## Task to complete
Each line that follows should be printed again exactly as it stands.

## Material to process

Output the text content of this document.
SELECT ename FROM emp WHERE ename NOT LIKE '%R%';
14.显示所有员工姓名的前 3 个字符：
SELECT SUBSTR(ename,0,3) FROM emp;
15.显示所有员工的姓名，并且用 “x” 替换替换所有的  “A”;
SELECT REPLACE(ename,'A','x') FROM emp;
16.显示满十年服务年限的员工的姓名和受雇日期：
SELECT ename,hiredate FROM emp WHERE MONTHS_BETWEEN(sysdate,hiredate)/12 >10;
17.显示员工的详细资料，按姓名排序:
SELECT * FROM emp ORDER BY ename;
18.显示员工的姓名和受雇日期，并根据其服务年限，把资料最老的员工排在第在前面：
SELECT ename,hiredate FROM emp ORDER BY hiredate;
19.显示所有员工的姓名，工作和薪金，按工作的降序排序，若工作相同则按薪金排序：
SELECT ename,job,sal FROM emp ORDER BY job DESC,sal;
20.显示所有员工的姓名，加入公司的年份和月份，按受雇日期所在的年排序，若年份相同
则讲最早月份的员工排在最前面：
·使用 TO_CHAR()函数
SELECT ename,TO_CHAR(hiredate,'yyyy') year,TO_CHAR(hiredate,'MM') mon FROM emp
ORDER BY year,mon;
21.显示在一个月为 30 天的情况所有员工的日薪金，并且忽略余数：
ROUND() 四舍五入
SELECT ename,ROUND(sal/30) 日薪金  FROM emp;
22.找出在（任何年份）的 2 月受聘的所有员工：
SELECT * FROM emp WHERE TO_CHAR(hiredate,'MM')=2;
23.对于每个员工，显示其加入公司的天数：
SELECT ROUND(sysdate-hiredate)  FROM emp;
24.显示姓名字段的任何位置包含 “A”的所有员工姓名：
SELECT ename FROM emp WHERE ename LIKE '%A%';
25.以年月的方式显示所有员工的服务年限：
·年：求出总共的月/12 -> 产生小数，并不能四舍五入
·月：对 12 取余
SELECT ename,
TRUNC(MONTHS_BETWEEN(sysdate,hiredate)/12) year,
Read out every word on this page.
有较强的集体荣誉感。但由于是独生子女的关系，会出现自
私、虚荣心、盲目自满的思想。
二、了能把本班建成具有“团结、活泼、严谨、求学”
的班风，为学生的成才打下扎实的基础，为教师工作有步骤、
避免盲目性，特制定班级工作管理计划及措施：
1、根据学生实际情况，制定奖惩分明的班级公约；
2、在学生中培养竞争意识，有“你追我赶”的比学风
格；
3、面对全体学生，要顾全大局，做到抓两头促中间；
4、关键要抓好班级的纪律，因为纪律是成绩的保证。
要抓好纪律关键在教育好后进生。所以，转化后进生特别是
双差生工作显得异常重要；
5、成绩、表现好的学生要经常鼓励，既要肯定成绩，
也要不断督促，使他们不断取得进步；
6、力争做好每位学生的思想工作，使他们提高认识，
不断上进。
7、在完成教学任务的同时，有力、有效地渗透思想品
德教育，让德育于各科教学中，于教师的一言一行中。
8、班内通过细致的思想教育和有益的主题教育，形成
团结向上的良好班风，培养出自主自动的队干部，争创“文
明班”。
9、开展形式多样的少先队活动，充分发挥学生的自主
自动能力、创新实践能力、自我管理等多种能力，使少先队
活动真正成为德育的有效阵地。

## Expected answer
Output the text content of this document.
SELECT ename FROM emp WHERE ename NOT LIKE '%R%';
14.显示所有员工姓名的前 3 个字符：
SELECT SUBSTR(ename,0,3) FROM emp;
15.显示所有员工的姓名，并且用 “x” 替换替换所有的  “A”;
SELECT REPLACE(ename,'A','x') FROM emp;
16.显示满十年服务年限的员工的姓名和受雇日期：
SELECT ename,hiredate FROM emp WHERE MONTHS_BETWEEN(sysdate,hiredate)/12 >10;
17.显示员工的详细资料，按姓名排序:
SELECT * FROM emp ORDER BY ename;
18.显示员工的姓名和受雇日期，并根据其服务年限，把资料最老的员工排在第在前面：
SELECT ename,hiredate FROM emp ORDER BY hiredate;
19.显示所有员工的姓名，工作和薪金，按工作的降序排序，若工作相同则按薪金排序：
SELECT ename,job,sal FROM emp ORDER BY job DESC,sal;
20.显示所有员工的姓名，加入公司的年份和月份，按受雇日期所在的年排序，若年份相同
则讲最早月份的员工排在最前面：
·使用 TO_CHAR()函数
SELECT ename,TO_CHAR(hiredate,'yyyy') year,TO_CHAR(hiredate,'MM') mon FROM emp
ORDER BY year,mon;
21.显示在一个月为 30 天的情况所有员工的日薪金，并且忽略余数：
ROUND() 四舍五入
SELECT ename,ROUND(sal/30) 日薪金  FROM emp;
22.找出在（任何年份）的 2 月受聘的所有员工：
SELECT * FROM emp WHERE TO_CHAR(hiredate,'MM')=2;
23.对于每个员工，显示其加入公司的天数：
SELECT ROUND(sysdate-hiredate)  FROM emp;
24.显示姓名字段的任何位置包含 “A”的所有员工姓名：
SELECT ename FROM emp WHERE ename LIKE '%A%';
25.以年月的方式显示所有员工的服务年限：
·年：求出总共的月/12 -> 产生小数，并不能四舍五入
·月：对 12 取余
SELECT ename,
TRUNC(MONTHS_BETWEEN(sysdate,hiredate)/12) year,
Read out every word on this page.
有较强的集体荣誉感。但由于是独生子女的关系，会出现自
私、虚荣心、盲目自满的思想。
二、了能把本班建成具有“团结、活泼、严谨、求学”
的班风，为学生的成才打下扎实的基础，为教师工作有步骤、
避免盲目性，特制定班级工作管理计划及措施：
1、根据学生实际情况，制定奖惩分明的班级公约；
2、在学生中培养竞争意识，有“你追我赶”的比学风
格；
3、面对全体学生，要顾全大局，做到抓两头促中间；
4、关键要抓好班级的纪律，因为纪律是成绩的保证。
要抓好纪律关键在教育好后进生。所以，转化后进生特别是
双差生工作显得异常重要；
5、成绩、表现好的学生要经常鼓励，既要肯定成绩，
也要不断督促，使他们不断取得进步；
6、力争做好每位学生的思想工作，使他们提高认识，
不断上进。
7、在完成教学任务的同时，有力、有效地渗透思想品
德教育，让德育于各科教学中，于教师的一言一行中。
8、班内通过细致的思想教育和有益的主题教育，形成
团结向上的良好班风，培养出自主自动的队干部，争创“文
明班”。
9、开展形式多样的少先队活动，充分发挥学生的自主
自动能力、创新实践能力、自我管理等多种能力，使少先队
活动真正成为德育的有效阵地。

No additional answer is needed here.